++++ TASK INPUT

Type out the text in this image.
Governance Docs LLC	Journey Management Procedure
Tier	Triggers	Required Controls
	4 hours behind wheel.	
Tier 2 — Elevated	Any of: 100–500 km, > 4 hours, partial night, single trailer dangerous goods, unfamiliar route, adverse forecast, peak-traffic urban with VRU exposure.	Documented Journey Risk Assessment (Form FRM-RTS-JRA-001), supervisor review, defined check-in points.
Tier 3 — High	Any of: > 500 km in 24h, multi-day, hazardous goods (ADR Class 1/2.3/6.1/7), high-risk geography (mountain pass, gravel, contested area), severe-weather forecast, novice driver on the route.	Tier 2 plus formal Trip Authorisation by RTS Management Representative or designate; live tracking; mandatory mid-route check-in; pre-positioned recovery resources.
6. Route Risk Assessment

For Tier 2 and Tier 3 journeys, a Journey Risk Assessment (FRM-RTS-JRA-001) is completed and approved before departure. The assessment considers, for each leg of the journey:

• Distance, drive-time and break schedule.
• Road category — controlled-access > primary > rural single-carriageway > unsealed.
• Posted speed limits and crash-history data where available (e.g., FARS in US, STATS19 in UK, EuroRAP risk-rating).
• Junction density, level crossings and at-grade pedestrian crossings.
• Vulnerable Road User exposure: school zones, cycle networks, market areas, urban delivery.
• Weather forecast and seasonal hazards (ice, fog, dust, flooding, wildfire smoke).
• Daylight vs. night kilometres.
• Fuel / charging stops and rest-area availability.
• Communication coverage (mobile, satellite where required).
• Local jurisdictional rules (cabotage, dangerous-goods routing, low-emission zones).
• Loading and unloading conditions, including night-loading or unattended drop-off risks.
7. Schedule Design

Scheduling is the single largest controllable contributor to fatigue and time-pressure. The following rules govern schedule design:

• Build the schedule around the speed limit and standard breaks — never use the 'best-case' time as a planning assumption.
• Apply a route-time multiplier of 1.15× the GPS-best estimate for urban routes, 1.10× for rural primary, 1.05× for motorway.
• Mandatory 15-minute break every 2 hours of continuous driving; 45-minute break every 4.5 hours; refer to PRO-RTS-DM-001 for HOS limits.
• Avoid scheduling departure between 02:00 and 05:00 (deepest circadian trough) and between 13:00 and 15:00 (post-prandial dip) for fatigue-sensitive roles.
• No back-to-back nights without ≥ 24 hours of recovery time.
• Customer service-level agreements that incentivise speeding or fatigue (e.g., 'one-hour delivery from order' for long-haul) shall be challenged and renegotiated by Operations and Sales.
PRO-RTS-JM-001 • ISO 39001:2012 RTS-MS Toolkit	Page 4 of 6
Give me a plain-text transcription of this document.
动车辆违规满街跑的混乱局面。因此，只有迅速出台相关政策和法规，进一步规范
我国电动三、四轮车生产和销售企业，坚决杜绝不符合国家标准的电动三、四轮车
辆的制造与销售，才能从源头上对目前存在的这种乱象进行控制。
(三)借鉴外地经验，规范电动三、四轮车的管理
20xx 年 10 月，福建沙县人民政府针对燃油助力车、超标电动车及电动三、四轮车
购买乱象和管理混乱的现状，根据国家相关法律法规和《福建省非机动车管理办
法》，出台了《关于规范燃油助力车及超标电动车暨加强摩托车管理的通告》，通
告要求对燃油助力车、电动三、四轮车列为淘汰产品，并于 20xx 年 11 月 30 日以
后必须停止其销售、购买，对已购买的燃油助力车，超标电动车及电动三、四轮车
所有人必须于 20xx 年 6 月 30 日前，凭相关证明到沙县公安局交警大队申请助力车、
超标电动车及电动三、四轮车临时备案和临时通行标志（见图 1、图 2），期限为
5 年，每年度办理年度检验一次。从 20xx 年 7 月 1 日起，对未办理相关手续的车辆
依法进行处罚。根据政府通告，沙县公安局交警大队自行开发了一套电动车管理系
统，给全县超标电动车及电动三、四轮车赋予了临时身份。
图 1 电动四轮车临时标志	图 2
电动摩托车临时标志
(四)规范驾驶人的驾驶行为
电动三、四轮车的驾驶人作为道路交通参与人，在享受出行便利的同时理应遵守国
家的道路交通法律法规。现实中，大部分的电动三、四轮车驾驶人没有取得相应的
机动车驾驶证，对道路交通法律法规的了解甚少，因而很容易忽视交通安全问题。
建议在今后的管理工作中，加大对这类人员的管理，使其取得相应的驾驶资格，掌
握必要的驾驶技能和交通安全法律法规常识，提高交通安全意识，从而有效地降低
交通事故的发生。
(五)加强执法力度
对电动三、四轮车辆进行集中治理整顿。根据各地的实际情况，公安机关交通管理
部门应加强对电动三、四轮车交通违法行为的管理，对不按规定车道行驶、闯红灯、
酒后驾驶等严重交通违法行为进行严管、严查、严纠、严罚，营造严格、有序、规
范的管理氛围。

++++++++

= GOAL OF THE EXERCISE =
Your task is to print all of the records exactly.

= WORKED ANSWER =
Type out the text in this image.
Governance Docs LLC	Journey Management Procedure
Tier	Triggers	Required Controls
	4 hours behind wheel.	
Tier 2 — Elevated	Any of: 100–500 km, > 4 hours, partial night, single trailer dangerous goods, unfamiliar route, adverse forecast, peak-traffic urban with VRU exposure.	Documented Journey Risk Assessment (Form FRM-RTS-JRA-001), supervisor review, defined check-in points.
Tier 3 — High	Any of: > 500 km in 24h, multi-day, hazardous goods (ADR Class 1/2.3/6.1/7), high-risk geography (mountain pass, gravel, contested area), severe-weather forecast, novice driver on the route.	Tier 2 plus formal Trip Authorisation by RTS Management Representative or designate; live tracking; mandatory mid-route check-in; pre-positioned recovery resources.
6. Route Risk Assessment

For Tier 2 and Tier 3 journeys, a Journey Risk Assessment (FRM-RTS-JRA-001) is completed and approved before departure. The assessment considers, for each leg of the journey:

• Distance, drive-time and break schedule.
• Road category — controlled-access > primary > rural single-carriageway > unsealed.
• Posted speed limits and crash-history data where available (e.g., FARS in US, STATS19 in UK, EuroRAP risk-rating).
• Junction density, level crossings and at-grade pedestrian crossings.
• Vulnerable Road User exposure: school zones, cycle networks, market areas, urban delivery.
• Weather forecast and seasonal hazards (ice, fog, dust, flooding, wildfire smoke).
• Daylight vs. night kilometres.
• Fuel / charging stops and rest-area availability.
• Communication coverage (mobile, satellite where required).
• Local jurisdictional rules (cabotage, dangerous-goods routing, low-emission zones).
• Loading and unloading conditions, including night-loading or unattended drop-off risks.
7. Schedule Design

Scheduling is the single largest controllable contributor to fatigue and time-pressure. The following rules govern schedule design:

• Build the schedule around the speed limit and standard breaks — never use the 'best-case' time as a planning assumption.
• Apply a route-time multiplier of 1.15× the GPS-best estimate for urban routes, 1.10× for rural primary, 1.05× for motorway.
• Mandatory 15-minute break every 2 hours of continuous driving; 45-minute break every 4.5 hours; refer to PRO-RTS-DM-001 for HOS limits.
• Avoid scheduling departure between 02:00 and 05:00 (deepest circadian trough) and between 13:00 and 15:00 (post-prandial dip) for fatigue-sensitive roles.
• No back-to-back nights without ≥ 24 hours of recovery time.
• Customer service-level agreements that incentivise speeding or fatigue (e.g., 'one-hour delivery from order' for long-haul) shall be challenged and renegotiated by Operations and Sales.
PRO-RTS-JM-001 • ISO 39001:2012 RTS-MS Toolkit	Page 4 of 6
Give me a plain-text transcription of this document.
动车辆违规满街跑的混乱局面。因此，只有迅速出台相关政策和法规，进一步规范
我国电动三、四轮车生产和销售企业，坚决杜绝不符合国家标准的电动三、四轮车
辆的制造与销售，才能从源头上对目前存在的这种乱象进行控制。
(三)借鉴外地经验，规范电动三、四轮车的管理
20xx 年 10 月，福建沙县人民政府针对燃油助力车、超标电动车及电动三、四轮车
购买乱象和管理混乱的现状，根据国家相关法律法规和《福建省非机动车管理办
法》，出台了《关于规范燃油助力车及超标电动车暨加强摩托车管理的通告》，通
告要求对燃油助力车、电动三、四轮车列为淘汰产品，并于 20xx 年 11 月 30 日以
后必须停止其销售、购买，对已购买的燃油助力车，超标电动车及电动三、四轮车
所有人必须于 20xx 年 6 月 30 日前，凭相关证明到沙县公安局交警大队申请助力车、
超标电动车及电动三、四轮车临时备案和临时通行标志（见图 1、图 2），期限为
5 年，每年度办理年度检验一次。从 20xx 年 7 月 1 日起，对未办理相关手续的车辆
依法进行处罚。根据政府通告，沙县公安局交警大队自行开发了一套电动车管理系
统，给全县超标电动车及电动三、四轮车赋予了临时身份。
图 1 电动四轮车临时标志	图 2
电动摩托车临时标志
(四)规范驾驶人的驾驶行为
电动三、四轮车的驾驶人作为道路交通参与人，在享受出行便利的同时理应遵守国
家的道路交通法律法规。现实中，大部分的电动三、四轮车驾驶人没有取得相应的
机动车驾驶证，对道路交通法律法规的了解甚少，因而很容易忽视交通安全问题。
建议在今后的管理工作中，加大对这类人员的管理，使其取得相应的驾驶资格，掌
握必要的驾驶技能和交通安全法律法规常识，提高交通安全意识，从而有效地降低
交通事故的发生。
(五)加强执法力度
对电动三、四轮车辆进行集中治理整顿。根据各地的实际情况，公安机关交通管理
部门应加强对电动三、四轮车交通违法行为的管理，对不按规定车道行驶、闯红灯、
酒后驾驶等严重交通违法行为进行严管、严查、严纠、严罚，营造严格、有序、规
范的管理氛围。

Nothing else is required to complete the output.